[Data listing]
════════════════════
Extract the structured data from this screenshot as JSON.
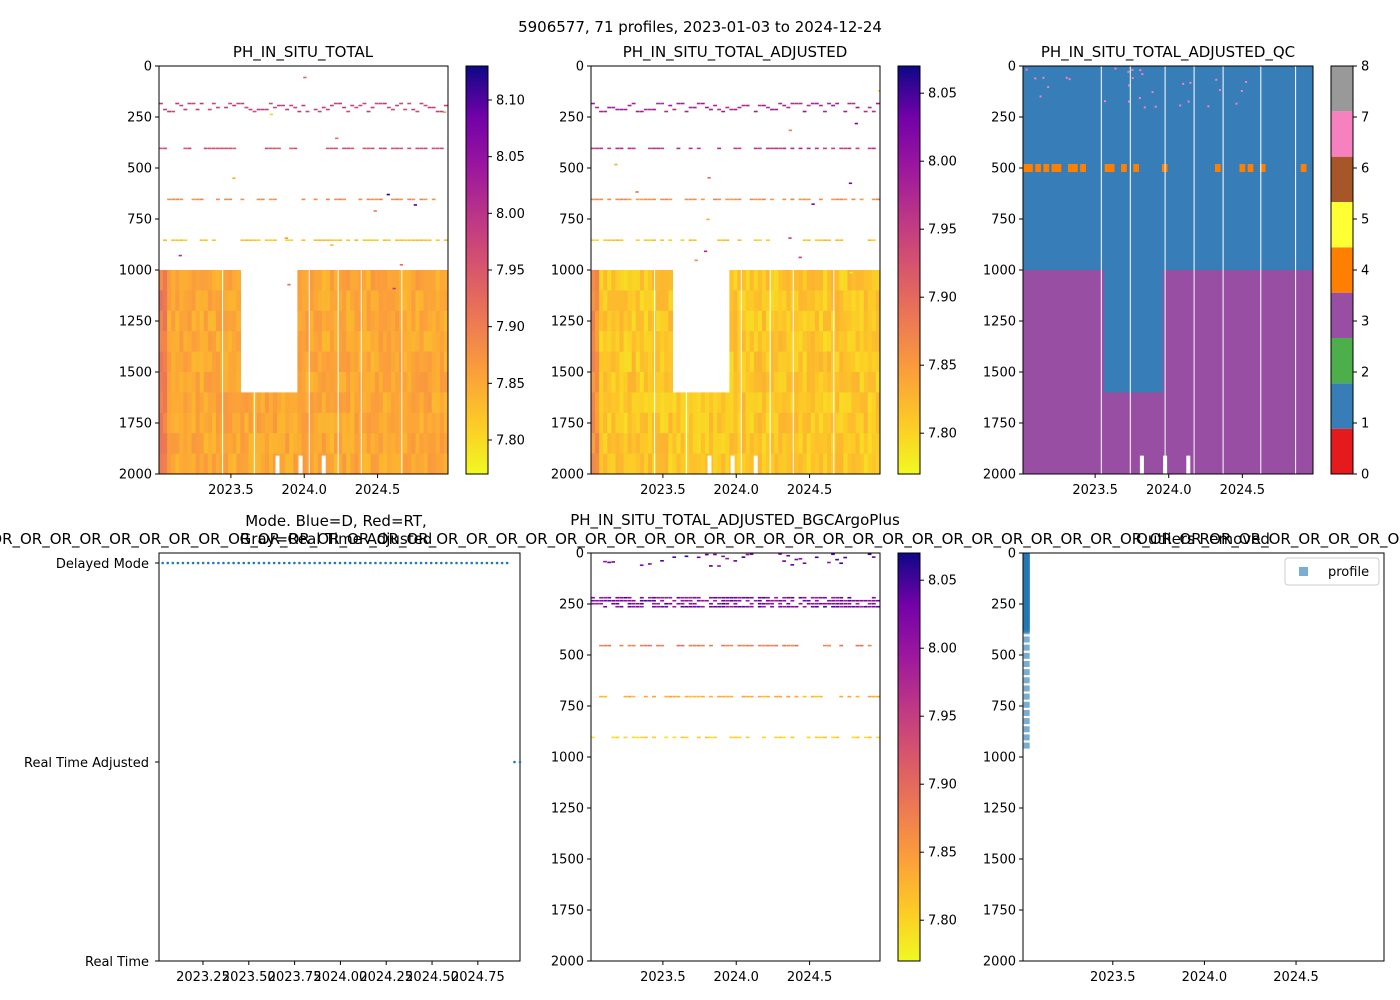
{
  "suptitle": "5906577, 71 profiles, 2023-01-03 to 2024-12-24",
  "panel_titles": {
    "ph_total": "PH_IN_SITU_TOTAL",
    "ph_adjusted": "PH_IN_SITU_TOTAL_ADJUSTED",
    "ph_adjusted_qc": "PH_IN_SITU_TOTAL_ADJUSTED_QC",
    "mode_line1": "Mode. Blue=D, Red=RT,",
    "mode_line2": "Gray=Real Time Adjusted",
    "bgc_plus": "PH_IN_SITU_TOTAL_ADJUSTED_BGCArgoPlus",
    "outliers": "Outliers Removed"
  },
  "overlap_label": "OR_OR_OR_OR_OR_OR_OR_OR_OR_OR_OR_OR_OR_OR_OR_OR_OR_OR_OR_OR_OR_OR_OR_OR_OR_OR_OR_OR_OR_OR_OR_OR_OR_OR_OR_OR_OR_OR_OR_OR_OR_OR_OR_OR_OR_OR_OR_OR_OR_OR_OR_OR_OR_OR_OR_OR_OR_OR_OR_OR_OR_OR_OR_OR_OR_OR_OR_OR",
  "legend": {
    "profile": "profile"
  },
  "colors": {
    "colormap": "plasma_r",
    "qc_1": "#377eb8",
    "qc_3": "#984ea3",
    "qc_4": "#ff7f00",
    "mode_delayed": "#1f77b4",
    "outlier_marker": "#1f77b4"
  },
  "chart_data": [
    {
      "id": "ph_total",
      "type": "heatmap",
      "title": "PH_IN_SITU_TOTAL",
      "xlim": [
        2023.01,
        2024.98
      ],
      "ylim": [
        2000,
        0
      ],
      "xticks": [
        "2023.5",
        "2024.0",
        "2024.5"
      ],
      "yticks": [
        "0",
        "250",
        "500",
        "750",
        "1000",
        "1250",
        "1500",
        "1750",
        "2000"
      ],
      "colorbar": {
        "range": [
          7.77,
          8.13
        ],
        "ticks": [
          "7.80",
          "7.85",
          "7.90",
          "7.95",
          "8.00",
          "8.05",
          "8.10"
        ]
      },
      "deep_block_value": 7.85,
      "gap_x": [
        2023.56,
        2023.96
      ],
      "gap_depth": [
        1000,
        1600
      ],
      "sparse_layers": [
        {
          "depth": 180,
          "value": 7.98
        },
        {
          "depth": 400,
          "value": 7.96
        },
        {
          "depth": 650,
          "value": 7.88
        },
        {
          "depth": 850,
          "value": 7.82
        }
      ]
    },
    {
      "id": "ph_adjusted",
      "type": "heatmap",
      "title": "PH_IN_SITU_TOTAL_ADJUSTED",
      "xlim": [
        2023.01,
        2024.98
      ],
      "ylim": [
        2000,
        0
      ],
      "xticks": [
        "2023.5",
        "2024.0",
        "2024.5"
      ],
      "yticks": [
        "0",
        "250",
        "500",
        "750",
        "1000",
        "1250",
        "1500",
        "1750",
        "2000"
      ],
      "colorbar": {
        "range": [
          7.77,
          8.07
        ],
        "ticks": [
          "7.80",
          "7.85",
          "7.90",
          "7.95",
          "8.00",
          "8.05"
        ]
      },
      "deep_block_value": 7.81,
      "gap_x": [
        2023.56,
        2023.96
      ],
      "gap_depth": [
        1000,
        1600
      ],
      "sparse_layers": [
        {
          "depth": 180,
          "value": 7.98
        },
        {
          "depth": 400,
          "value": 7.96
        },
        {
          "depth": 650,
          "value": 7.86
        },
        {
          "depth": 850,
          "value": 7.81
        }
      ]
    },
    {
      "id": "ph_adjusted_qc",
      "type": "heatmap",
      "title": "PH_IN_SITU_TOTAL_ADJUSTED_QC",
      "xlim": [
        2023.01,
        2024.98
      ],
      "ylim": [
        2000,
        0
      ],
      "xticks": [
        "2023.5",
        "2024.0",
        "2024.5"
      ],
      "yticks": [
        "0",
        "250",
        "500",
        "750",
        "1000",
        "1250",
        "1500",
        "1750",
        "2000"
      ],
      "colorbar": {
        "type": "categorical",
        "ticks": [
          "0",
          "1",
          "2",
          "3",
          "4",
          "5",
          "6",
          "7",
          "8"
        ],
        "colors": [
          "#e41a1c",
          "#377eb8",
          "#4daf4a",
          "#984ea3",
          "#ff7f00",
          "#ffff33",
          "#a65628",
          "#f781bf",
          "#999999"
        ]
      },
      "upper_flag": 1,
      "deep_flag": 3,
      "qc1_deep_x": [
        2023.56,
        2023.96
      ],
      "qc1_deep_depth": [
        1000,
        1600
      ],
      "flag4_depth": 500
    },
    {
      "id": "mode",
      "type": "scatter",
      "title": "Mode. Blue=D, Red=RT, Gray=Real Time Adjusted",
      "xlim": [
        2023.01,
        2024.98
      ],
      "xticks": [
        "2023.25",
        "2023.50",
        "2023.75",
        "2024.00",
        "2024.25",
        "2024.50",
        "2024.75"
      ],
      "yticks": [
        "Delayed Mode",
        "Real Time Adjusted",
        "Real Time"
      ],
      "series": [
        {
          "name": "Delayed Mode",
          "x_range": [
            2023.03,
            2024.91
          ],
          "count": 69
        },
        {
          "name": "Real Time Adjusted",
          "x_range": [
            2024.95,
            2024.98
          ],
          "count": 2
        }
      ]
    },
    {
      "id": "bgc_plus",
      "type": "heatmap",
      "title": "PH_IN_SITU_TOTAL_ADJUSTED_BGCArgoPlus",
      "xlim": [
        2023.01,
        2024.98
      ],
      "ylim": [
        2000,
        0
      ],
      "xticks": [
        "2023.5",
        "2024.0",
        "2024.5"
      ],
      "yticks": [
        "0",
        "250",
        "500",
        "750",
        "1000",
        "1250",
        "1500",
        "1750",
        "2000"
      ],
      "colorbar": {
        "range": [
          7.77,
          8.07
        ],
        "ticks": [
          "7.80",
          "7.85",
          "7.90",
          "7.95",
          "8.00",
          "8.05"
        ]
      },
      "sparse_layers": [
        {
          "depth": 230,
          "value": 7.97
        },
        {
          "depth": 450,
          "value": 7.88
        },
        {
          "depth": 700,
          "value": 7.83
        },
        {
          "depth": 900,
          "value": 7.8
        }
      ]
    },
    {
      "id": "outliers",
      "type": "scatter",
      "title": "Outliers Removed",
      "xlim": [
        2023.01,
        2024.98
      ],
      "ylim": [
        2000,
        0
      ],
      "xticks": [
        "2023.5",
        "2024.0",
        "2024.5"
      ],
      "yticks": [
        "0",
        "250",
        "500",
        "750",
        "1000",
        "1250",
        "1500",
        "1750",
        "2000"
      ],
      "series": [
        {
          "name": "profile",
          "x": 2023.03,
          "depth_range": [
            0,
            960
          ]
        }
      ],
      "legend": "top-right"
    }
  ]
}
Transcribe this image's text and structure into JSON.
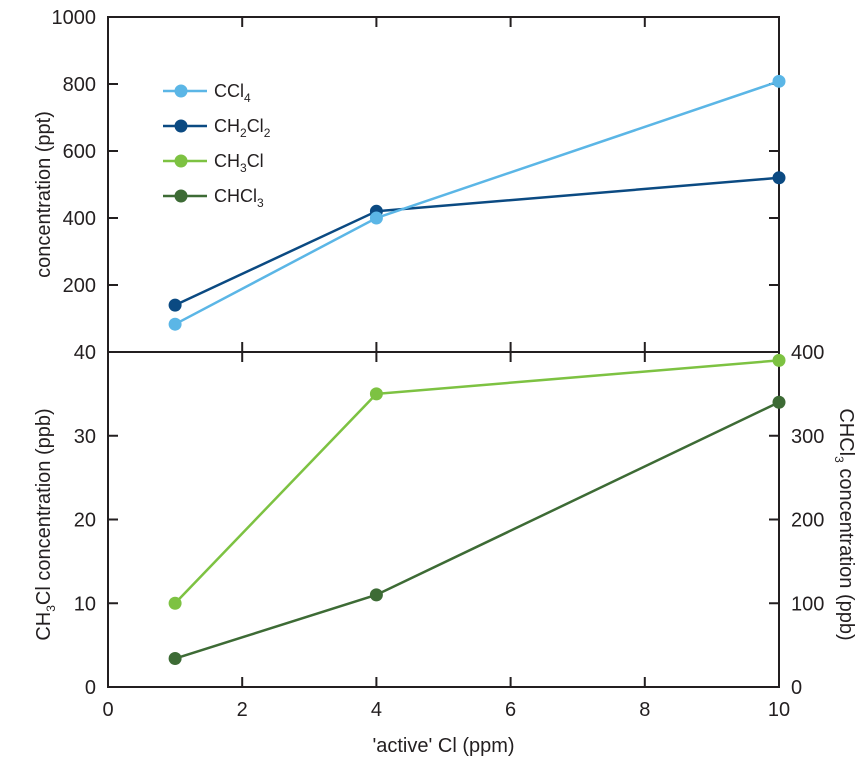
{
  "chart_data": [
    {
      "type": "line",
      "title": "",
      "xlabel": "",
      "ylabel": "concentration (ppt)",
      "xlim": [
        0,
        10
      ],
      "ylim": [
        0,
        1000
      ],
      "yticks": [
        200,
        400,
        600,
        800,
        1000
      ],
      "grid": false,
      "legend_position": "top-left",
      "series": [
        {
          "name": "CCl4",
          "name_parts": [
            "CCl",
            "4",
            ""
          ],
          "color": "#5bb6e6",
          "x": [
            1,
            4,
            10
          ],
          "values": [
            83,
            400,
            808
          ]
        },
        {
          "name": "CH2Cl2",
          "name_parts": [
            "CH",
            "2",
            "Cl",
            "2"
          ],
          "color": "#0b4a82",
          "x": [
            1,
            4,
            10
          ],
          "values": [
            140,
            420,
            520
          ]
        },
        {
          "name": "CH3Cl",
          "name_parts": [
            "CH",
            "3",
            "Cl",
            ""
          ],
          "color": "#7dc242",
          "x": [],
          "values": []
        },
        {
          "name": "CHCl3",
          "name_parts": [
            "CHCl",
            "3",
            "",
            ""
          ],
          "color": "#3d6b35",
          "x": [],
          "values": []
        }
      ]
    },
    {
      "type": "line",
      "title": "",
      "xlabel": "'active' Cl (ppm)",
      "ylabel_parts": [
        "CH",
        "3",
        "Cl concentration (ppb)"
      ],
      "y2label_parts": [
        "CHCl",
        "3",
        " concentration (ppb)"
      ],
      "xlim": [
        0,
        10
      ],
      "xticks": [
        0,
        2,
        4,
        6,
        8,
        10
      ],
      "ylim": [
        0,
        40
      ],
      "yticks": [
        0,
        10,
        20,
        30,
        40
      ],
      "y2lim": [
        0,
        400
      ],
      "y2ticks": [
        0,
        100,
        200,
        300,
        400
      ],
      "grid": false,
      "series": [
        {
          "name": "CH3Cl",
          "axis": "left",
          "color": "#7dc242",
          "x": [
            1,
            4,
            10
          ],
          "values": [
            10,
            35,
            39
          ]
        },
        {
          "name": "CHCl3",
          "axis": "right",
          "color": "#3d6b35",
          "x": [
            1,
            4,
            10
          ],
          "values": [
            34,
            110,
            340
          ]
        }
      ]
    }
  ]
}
════════════════════
TASK DIRECTIONS ->
Filter the records for lines holding the string "concentration". Copy each one.

TASK RESPONSE ->
      "ylabel": "concentration (ppt)",
        "Cl concentration (ppb)"
        " concentration (ppb)"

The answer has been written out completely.